▶ Votre consigne:
Selon l'extrait sur l'ouverture des données publiques, quelle part du budget de l'IGN provient des ventes ?

▶ Extrait à lire:
>>>
Si tu lis l’anglais, ça pourrait te plaire comme livre



La question n’est pas de savoir si Google & cie vont en profiter plus que les autres entreprises, mais s’il est légitime que l’état dépense beaucoup d’argent pour fabriquer des données brutes, puis les offre au privé qui va se concentrer les services qu’on peut monter dessus (qui margent beaucoup mieux que les données brutes).

Accessoirement, dans certains domaines, ça va faire un peu concurrence déloyale : il y a aussi des privés qui fabriquent et vendent ces données, et qui risquent de faire la gueule si demain elles sont fabriquées en open data avec de l’argent public.



Pour poursuivre sur l’exemple de GMaps, et des données carto de façon générale, si ces données sont jugées d’intérêt général et deviennent gratuites, on saigne d’un côté l’IGN (dont ~le tiers du budget vient des ventes, les deux autres tiers de l’état), et on fait un beau cadeau aux privés qui vendent des services sur la base de ces données (Gmaps et consorts, Tomtom et cie…), et n’auront plus besoin (ou moins besoin, ils ont certainement des trucs spécifiques) de dépenser des sous à fabriquer leurs données brutes.

Ça peut être une politique assumée, mais c’est loin d’être anodin. Je suppose que les mêmes questions se posent dans bien d’autres domaines.


Un peu comme les taxis, sentant le vent tourner, l’IGN devrait faire évoluer son offre de services. Ils bénéficient d’une bonne image en France, pour beaucoup meilleure que les GAFAM.



Mon problème avec les GAFAM c’est qu’elles paient très peu d’impôts en France. Pour les autres (PME principalement), ces données permettront l’émergence de services innovants. Si l’IGN se casse la gueule mais qu’à côté de ça il y a 20 PME qui cartonnent, ça me va.



Et puis cette ouverture de données bénéficie aussi à des initiatives comme OpenStreetMap, un projet communautaire. Ces données pourraient lui permettre d’atteindre une masse critique lui permettant d’offrir un service concurrentiel.



Je ne nie pas que c’est un changement important, mais je pense qu’au final, une grande majorité en profitera.


L’IGN c’est pas une boite privée. Ils ont des missions statutaires (dont la production des données brutes) qu’ils ne peuvent pas refuser de faire, et les coût associés (mais aussi la subvention associée). Ça ne les empêche pas de vendre des services à plus forte valeur ajoutée, mais c’est complètement illusoire de prétendre qu’ils pourraient tenir la concurrence face à des boites privées qui vendraient les mêmes services, mais disposeraient des données brutes gratuitement (d’ailleurs, c’est pas trop le rôle d’un EPA que d’aller en guerre face à des privés)

C’est pour ça que je parle d’une politique à assumer : tout rendre gratuit est parfaitement faisable, mais nécessiterait que l’état finance de sa poche le delta sur les recettes de l’IGN, ce qui n’est pas anodin en période de disette budgétaire.

Idem pour des tas d’autres EPA en partie financés par la vente des produits (là tout de suite j’ai que l’IGN et Météo France en tête, mais il y en a probablement des dizaines). On peut décider de rendre gratuites leurs données, mais il faut pas se leurrer, elles se sont pas produites toutes seules, et l’argent vient forcement de quelque part.
<<<
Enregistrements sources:
>>>
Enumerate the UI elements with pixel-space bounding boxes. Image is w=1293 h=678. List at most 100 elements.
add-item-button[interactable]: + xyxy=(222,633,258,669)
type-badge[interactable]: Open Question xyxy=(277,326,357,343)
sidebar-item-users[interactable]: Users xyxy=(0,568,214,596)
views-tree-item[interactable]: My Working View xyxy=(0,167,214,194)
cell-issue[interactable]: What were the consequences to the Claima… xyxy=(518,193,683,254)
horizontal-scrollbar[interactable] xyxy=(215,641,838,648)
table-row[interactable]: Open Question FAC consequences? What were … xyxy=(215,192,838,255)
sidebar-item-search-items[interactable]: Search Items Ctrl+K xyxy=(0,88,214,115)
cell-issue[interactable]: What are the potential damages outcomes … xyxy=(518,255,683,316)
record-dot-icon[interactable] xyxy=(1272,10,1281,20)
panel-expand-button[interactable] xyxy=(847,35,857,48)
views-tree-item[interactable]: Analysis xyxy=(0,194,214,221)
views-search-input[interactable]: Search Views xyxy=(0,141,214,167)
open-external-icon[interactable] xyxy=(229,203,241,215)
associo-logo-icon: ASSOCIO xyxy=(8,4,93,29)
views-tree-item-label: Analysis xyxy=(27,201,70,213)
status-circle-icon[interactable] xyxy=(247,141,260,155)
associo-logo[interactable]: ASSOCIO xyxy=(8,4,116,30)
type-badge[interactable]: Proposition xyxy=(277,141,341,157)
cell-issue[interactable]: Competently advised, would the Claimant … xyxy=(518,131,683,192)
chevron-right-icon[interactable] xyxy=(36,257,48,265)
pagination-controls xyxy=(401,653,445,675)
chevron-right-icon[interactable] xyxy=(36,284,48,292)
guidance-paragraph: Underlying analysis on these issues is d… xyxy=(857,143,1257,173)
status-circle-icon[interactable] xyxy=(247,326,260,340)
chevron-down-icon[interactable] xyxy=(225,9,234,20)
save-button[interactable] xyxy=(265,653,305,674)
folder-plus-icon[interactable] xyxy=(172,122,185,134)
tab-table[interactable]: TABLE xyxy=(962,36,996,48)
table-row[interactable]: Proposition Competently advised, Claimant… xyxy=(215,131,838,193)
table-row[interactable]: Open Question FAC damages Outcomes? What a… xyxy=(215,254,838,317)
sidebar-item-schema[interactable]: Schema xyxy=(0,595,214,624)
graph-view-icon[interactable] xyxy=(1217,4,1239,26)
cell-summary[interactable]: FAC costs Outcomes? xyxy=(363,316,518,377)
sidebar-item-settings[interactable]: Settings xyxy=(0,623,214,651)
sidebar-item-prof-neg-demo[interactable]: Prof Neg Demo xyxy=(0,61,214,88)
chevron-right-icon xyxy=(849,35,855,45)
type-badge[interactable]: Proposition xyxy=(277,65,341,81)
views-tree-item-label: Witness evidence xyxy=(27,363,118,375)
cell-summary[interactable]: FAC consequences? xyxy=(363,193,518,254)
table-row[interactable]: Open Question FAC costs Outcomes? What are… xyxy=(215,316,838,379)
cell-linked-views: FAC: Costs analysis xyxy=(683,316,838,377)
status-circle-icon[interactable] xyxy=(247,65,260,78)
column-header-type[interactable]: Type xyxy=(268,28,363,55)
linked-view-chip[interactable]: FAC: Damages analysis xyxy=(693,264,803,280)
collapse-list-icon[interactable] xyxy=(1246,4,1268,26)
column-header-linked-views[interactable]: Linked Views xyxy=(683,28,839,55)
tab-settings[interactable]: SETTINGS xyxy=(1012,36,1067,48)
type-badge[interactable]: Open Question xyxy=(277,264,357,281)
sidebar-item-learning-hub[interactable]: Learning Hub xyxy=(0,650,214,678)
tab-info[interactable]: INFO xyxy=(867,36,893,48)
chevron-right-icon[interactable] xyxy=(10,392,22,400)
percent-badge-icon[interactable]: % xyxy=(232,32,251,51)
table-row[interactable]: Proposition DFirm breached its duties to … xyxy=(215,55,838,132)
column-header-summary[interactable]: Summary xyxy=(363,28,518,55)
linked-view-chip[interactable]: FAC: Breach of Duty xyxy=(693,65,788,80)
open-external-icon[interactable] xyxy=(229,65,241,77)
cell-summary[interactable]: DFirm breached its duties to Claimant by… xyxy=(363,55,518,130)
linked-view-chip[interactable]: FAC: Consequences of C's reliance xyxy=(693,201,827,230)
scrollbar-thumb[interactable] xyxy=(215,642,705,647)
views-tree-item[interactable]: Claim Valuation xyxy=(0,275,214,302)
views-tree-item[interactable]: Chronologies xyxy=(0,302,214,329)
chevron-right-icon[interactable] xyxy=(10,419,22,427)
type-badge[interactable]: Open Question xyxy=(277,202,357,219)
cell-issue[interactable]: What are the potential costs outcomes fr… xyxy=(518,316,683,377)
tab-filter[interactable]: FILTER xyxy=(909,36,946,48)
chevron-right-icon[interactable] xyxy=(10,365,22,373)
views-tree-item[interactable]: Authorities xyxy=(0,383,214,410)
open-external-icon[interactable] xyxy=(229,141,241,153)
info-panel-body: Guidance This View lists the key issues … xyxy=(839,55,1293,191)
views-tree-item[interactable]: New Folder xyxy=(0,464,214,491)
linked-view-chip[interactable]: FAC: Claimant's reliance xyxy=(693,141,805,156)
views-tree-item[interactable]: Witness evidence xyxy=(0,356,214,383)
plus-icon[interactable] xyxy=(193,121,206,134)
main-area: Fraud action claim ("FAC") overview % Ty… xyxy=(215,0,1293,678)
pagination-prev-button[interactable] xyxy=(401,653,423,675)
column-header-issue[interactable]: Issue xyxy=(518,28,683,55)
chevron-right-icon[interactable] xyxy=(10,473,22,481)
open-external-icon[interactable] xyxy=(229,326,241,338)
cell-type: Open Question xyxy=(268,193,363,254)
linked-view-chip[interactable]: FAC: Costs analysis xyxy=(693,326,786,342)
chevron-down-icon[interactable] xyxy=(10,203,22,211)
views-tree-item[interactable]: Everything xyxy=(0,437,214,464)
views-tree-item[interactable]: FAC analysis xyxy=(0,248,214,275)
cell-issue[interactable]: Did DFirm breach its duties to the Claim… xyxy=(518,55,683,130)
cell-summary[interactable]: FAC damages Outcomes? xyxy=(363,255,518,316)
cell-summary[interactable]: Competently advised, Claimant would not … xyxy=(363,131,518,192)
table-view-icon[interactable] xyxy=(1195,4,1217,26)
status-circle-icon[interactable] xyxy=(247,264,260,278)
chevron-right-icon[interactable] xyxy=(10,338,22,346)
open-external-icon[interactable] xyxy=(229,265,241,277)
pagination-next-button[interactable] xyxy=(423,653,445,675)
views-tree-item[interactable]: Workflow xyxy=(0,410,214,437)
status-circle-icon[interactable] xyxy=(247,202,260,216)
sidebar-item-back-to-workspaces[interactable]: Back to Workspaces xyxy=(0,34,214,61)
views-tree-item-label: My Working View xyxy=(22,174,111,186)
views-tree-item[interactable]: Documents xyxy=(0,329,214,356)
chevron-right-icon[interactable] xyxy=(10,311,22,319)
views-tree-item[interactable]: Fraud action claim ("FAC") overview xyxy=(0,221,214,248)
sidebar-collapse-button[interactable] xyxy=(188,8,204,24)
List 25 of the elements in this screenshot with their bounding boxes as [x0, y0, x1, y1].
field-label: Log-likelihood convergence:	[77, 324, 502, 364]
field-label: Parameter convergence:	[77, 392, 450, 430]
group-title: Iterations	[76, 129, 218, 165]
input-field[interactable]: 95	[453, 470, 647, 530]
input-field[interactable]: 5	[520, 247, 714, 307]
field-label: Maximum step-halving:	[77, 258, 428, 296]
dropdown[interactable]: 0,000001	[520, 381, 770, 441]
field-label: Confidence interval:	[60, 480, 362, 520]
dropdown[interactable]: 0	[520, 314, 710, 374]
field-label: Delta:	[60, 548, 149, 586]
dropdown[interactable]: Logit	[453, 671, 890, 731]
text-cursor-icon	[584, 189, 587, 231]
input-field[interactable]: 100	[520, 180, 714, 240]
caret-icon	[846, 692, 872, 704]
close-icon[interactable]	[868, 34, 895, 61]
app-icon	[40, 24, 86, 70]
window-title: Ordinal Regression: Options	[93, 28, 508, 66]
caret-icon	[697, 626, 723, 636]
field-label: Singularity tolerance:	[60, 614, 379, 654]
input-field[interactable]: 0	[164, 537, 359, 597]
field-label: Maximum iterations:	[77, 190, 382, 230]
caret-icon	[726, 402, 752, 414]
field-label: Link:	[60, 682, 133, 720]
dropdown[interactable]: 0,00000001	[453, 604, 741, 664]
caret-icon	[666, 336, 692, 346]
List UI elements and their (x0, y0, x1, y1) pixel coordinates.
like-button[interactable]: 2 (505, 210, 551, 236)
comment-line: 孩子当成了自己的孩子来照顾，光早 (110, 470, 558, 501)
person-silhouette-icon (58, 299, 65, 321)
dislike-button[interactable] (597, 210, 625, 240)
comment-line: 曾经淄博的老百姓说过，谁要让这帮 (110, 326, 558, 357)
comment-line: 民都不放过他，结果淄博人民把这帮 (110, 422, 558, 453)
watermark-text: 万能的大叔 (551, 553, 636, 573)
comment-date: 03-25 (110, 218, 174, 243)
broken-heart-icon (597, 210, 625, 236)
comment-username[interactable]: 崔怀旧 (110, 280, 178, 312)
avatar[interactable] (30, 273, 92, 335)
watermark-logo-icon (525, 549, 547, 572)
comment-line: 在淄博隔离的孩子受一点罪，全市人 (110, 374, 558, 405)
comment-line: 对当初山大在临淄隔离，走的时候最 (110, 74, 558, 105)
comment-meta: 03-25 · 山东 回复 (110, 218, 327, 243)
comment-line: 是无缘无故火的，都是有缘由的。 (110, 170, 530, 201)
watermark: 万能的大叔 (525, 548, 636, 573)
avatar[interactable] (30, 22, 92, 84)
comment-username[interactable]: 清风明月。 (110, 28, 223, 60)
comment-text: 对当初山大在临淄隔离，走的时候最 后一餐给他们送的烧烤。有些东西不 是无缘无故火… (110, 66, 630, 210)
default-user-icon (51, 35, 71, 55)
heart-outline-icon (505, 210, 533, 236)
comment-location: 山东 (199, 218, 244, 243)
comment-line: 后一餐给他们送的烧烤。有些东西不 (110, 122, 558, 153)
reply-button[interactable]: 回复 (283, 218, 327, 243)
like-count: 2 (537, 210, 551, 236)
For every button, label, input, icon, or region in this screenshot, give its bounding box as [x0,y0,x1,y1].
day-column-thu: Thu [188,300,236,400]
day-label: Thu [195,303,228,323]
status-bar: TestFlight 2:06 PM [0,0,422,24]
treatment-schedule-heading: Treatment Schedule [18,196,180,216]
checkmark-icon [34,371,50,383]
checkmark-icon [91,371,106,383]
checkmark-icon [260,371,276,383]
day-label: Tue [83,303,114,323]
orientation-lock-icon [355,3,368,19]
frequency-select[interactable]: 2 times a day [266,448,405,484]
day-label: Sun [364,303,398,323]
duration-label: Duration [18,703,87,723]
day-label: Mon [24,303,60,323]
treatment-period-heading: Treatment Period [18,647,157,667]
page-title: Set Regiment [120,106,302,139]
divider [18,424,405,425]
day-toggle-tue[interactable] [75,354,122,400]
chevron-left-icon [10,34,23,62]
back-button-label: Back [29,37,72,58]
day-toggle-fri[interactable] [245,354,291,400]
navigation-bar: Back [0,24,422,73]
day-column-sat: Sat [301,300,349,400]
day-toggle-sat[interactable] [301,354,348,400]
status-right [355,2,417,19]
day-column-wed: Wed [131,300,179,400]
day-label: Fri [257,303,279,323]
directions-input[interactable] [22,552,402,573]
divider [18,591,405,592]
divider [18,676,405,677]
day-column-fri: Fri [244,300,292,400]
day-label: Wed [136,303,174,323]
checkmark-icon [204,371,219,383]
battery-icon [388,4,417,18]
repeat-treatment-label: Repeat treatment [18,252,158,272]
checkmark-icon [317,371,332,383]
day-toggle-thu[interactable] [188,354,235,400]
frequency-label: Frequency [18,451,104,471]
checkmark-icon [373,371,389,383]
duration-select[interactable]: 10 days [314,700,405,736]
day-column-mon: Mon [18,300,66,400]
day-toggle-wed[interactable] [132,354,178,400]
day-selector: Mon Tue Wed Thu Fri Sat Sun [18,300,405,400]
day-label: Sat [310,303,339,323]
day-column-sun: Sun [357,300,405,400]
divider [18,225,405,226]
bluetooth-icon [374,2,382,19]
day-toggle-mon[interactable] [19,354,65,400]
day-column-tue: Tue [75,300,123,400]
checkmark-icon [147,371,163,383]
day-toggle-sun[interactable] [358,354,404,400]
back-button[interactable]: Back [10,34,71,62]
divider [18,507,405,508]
<<<
▶ Réponse attendue:
Environ le tiers du budget de l'IGN provient des ventes.